Ne corpus adsit sordidum.[375]
Только заря могла обратить в бегство адское полчище «caterva dæmonum». В прохладе и ясности раннего утра, свершая службу, иноки поют славословия:
Aurora jam spargit polum,Terris dies illabitur,Lucis resultat spiculum:Discedat omne lubricum,Phantasma noctis discedat.[376]
Они отгоняют прочь призраки, возникшие во мраке, но призраки вернутся вместе с мраком.
Прево был христианином, и хотя его «Кливленд» считался апологией естественной религии[377], и хотя его обвиняли в том, что в бытность свою в Голландии он будто бы перешел в протестантское вероисповедание, — я не допускаю мысли, чтобы он на самом деле испытал в жизни хоть единый час сомнений. Да что и говорить! Конечно, он верил, и вера его была тем полнее, тем незыблемее, что ее никогда не колебали размышления. Обладая богатым воображением, он принадлежал к людям, меньше всего склонным к умствованиям и философствованию. Он верил и в таинства, и в тайны, и в чудеса, и в ад; он принимал на веру решительно все, что бы ему ни рассказывали; он был убежден, что сны содержат посылаемые небом предупреждения; он не сомневался в целительной силе тайного врачевания ран, включающего, между прочим, и такой прием, как чтение второго куплета гимна «Vexilla Regis»[378]; с троекратным осенением себя крестным знамением на трех словах: «mucrone diro lance æ»[379]; он полагал, что существует порошок, при помощи которого можно на месте находящегося пред вами человека увидеть медведя, что пепел волчьей печени останавливает лошадь на бегу, и, наконец, обожал рассказы о привидениях, причем верил даже самым необычайным.

^^^^

# ЗАДАНИЕ 1
Повторите дословно фрагмент текста о Прево от слов «Ne corpus adsit» до слов «вместе с мраком.» включительно.
# ЗАДАНИЕ 2
Продолжите текст о Прево, начав сразу после его последнего предложения.
Записи здесь никакой роли не играют.

^^^^

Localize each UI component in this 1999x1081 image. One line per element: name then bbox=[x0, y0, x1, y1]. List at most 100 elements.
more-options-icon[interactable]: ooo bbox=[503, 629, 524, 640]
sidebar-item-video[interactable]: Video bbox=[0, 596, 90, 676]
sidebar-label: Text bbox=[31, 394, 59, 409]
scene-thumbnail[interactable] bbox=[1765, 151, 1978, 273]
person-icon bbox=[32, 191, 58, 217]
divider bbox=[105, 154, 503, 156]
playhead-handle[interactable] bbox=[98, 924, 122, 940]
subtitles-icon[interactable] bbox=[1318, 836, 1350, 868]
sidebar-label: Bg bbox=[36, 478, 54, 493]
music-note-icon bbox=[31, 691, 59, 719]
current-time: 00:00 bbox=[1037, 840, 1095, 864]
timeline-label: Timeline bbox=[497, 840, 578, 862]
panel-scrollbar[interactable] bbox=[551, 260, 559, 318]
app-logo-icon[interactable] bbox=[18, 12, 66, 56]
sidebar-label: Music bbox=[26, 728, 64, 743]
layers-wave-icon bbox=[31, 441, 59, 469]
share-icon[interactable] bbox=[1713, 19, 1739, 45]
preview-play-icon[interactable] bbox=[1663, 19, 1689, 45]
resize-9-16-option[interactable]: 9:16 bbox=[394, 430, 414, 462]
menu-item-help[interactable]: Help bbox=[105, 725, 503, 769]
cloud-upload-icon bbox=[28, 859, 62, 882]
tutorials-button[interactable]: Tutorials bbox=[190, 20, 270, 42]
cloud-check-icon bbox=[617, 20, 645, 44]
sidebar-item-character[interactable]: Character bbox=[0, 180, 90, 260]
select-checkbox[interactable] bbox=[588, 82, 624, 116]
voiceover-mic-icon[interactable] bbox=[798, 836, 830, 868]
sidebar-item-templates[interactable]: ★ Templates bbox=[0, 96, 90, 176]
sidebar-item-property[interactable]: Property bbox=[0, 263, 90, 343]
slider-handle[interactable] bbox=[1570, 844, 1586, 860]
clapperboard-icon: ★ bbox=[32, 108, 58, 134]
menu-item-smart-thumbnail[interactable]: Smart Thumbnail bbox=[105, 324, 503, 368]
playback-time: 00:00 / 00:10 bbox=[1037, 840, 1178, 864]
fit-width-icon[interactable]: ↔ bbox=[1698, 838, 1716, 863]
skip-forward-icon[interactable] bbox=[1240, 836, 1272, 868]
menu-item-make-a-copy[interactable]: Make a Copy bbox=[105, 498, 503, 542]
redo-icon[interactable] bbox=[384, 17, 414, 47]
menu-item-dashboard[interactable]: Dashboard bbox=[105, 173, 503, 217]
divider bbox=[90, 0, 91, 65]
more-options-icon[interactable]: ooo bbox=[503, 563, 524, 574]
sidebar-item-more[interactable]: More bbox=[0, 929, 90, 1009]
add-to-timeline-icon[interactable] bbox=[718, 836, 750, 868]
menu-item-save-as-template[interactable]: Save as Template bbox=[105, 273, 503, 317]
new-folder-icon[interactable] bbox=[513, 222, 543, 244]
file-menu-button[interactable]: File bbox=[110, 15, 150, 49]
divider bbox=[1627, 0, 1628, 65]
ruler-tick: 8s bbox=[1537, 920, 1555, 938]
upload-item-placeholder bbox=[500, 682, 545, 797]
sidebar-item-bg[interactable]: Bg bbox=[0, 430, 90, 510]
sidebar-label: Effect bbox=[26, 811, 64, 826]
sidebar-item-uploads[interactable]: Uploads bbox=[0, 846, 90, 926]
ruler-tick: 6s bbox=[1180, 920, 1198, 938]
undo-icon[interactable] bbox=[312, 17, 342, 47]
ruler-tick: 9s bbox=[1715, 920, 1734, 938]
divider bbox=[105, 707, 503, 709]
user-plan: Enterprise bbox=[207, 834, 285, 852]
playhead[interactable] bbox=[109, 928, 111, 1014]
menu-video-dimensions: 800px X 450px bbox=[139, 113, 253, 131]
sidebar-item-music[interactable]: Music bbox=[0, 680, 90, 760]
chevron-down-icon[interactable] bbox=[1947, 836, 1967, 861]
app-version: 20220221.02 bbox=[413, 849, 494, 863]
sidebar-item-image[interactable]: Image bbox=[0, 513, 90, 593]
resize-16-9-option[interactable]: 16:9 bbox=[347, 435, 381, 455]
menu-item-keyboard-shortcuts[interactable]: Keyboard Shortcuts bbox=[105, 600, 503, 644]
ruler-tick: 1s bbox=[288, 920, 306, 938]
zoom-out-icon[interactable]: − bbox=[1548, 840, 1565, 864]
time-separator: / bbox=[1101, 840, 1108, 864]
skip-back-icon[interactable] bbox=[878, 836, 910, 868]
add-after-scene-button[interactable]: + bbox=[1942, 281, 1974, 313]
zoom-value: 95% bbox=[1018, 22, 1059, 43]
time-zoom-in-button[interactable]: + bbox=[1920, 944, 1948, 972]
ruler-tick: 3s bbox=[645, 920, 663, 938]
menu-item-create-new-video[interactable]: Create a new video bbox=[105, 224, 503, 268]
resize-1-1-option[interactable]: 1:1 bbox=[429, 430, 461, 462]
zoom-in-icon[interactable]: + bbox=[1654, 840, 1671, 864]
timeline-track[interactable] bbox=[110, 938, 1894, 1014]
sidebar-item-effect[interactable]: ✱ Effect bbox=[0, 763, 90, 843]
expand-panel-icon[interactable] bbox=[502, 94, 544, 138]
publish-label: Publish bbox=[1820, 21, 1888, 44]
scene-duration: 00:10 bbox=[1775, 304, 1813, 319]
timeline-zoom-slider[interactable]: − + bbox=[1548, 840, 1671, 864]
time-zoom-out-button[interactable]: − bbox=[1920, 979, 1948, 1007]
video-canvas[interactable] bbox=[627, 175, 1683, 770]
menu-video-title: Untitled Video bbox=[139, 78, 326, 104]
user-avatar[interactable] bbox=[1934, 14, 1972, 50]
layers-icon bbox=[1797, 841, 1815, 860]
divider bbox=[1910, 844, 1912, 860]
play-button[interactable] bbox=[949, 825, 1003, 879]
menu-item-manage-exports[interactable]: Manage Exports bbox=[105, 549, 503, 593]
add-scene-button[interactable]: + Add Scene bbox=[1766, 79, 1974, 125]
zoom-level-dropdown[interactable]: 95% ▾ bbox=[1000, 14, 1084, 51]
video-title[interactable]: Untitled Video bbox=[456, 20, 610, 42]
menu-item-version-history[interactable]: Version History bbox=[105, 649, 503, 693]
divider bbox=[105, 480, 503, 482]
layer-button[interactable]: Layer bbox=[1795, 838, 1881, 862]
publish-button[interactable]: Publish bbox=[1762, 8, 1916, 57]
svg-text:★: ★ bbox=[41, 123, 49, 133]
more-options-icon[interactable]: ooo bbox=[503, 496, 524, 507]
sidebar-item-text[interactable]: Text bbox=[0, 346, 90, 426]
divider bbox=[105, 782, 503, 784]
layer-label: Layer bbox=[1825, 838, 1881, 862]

^^^^

# ОТВЕТ 1
Ne corpus adsit sordidum.[375]
Только заря могла обратить в бегство адское полчище «caterva dæmonum». В прохладе и ясности раннего утра, свершая службу, иноки поют славословия:
Aurora jam spargit polum,Terris dies illabitur,Lucis resultat spiculum:Discedat omne lubricum,Phantasma noctis discedat.[376]
Они отгоняют прочь призраки, возникшие во мраке, но призраки вернутся вместе с мраком.

# ОТВЕТ 2
Закончив чтение великопостных проповедей, он перешел в церковь Белого покрывала в Париже, где в свою очередь выступал с проповедями и, как говорят, весьма удачно. Отсюда его перевели в аббатство Сен-Жермен-де-Пре, главную резиденцию Ордена, объединявшую самых ученых монахов. Ему поручили составление «Gallia Christiana»[380] — обширного компилятивного труда по истории церкви, начатого в 1715 году и доведенного к тому времени до четвертого тома. Он принялся за работу с увлечением, с каким всегда отдавался делу, он подбирал материалы, компилировал, сочинял сам, он исписал свое перо, исчерпал до дна свою чернильницу и пополнил издание почти целым томом, одним из тех in-folio компактной печати, какое даже у бенедиктинцев делалось не всякий год. Трудно сказать, был ли этот том хуже или лучше остальных: «Gallia Christiana» — сочинение весьма ученое.
Когда Прево уставал писать по-латыни, он писал по-французски. Он сочинил в своей келье роман, или, вернее, двадцать романов, ибо «Записки благородного человека» содержат такое количество приключений, что их хватило бы на двадцать романов с самостоятельной завязкой и развязкой каждый. Неутомимый Прево еще не понимал тогда, что книге необходим финал. В своей книге он воздает самую громкую хвалу морали и религии, но заполняет ее также картинами нечестивого характера, а порой с ее страниц доносятся потрясающие крики страсти. В нем воскресала тяга к мирской жизни. Итак, чтобы убить в себе ветхого Адама, недостаточно было зарыться в пыль монастырской библиотеки.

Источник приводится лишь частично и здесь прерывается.